> **WHAT YOU NEED TO DO**: Copy the records that follow exactly as written, but not their pictures.

Dataset items:
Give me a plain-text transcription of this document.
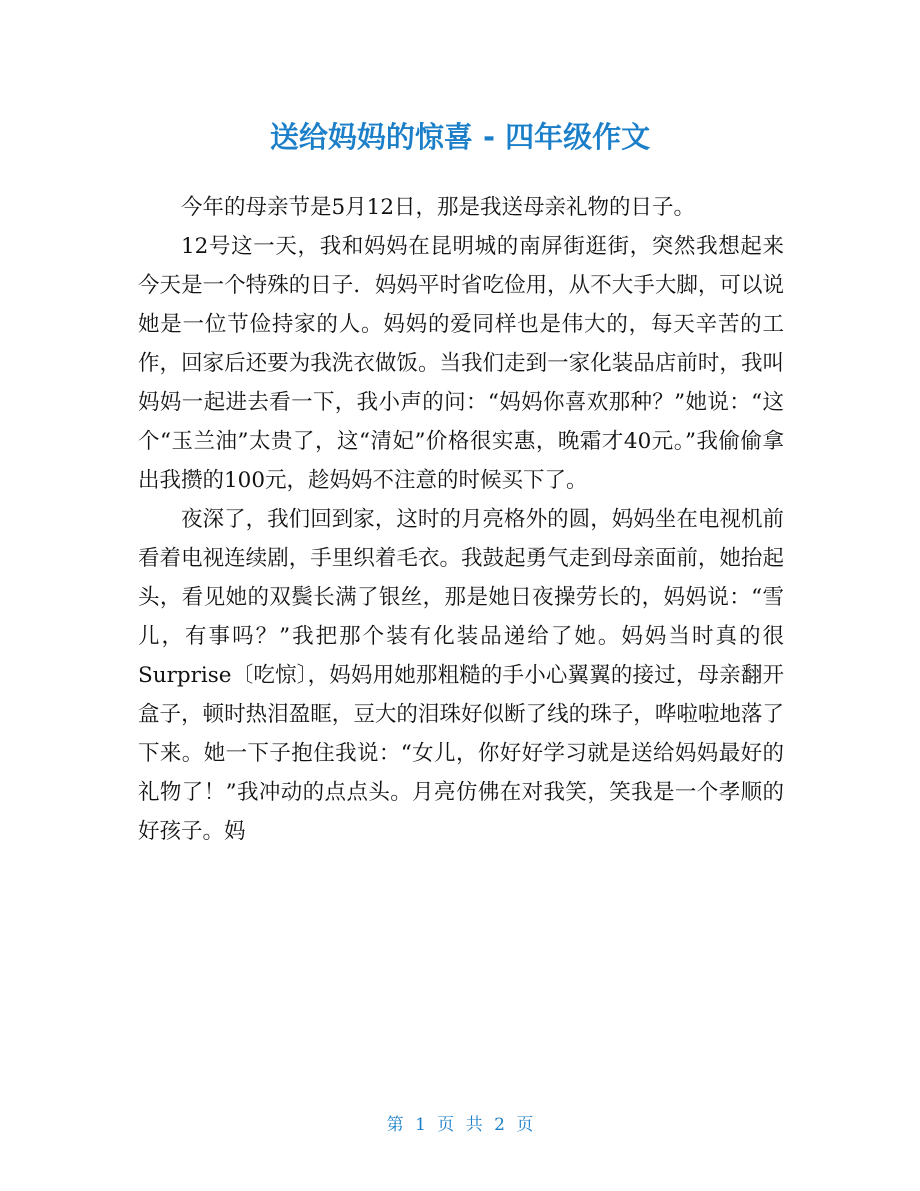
送给妈妈的惊喜 - 四年级作文

今年的母亲节是5月12日，那是我送母亲礼物的日子。

12号这一天，我和妈妈在昆明城的南屏街逛街，突然我想起来今天是一个特殊的日子．妈妈平时省吃俭用，从不大手大脚，可以说她是一位节俭持家的人。妈妈的爱同样也是伟大的，每天辛苦的工作，回家后还要为我洗衣做饭。当我们走到一家化装品店前时，我叫妈妈一起进去看一下，我小声的问：“妈妈你喜欢那种？”她说：“这个“玉兰油”太贵了，这“清妃”价格很实惠，晚霜才40元。”我偷偷拿出我攒的100元，趁妈妈不注意的时候买下了。

夜深了，我们回到家，这时的月亮格外的圆，妈妈坐在电视机前看着电视连续剧，手里织着毛衣。我鼓起勇气走到母亲面前，她抬起头，看见她的双鬓长满了银丝，那是她日夜操劳长的，妈妈说：“雪儿，有事吗？”我把那个装有化装品递给了她。妈妈当时真的很Surprise〔吃惊〕，妈妈用她那粗糙的手小心翼翼的接过，母亲翻开盒子，顿时热泪盈眶，豆大的泪珠好似断了线的珠子，哗啦啦地落了下来。她一下子抱住我说：“女儿，你好好学习就是送给妈妈最好的礼物了！”我冲动的点点头。月亮仿佛在对我笑，笑我是一个孝顺的好孩子。妈

第 1 页 共 2 页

> **RESULT OF THE TASK**:
Give me a plain-text transcription of this document.
送给妈妈的惊喜 - 四年级作文

今年的母亲节是5月12日，那是我送母亲礼物的日子。

12号这一天，我和妈妈在昆明城的南屏街逛街，突然我想起来今天是一个特殊的日子．妈妈平时省吃俭用，从不大手大脚，可以说她是一位节俭持家的人。妈妈的爱同样也是伟大的，每天辛苦的工作，回家后还要为我洗衣做饭。当我们走到一家化装品店前时，我叫妈妈一起进去看一下，我小声的问：“妈妈你喜欢那种？”她说：“这个“玉兰油”太贵了，这“清妃”价格很实惠，晚霜才40元。”我偷偷拿出我攒的100元，趁妈妈不注意的时候买下了。

夜深了，我们回到家，这时的月亮格外的圆，妈妈坐在电视机前看着电视连续剧，手里织着毛衣。我鼓起勇气走到母亲面前，她抬起头，看见她的双鬓长满了银丝，那是她日夜操劳长的，妈妈说：“雪儿，有事吗？”我把那个装有化装品递给了她。妈妈当时真的很Surprise〔吃惊〕，妈妈用她那粗糙的手小心翼翼的接过，母亲翻开盒子，顿时热泪盈眶，豆大的泪珠好似断了线的珠子，哗啦啦地落了下来。她一下子抱住我说：“女儿，你好好学习就是送给妈妈最好的礼物了！”我冲动的点点头。月亮仿佛在对我笑，笑我是一个孝顺的好孩子。妈

第 1 页 共 2 页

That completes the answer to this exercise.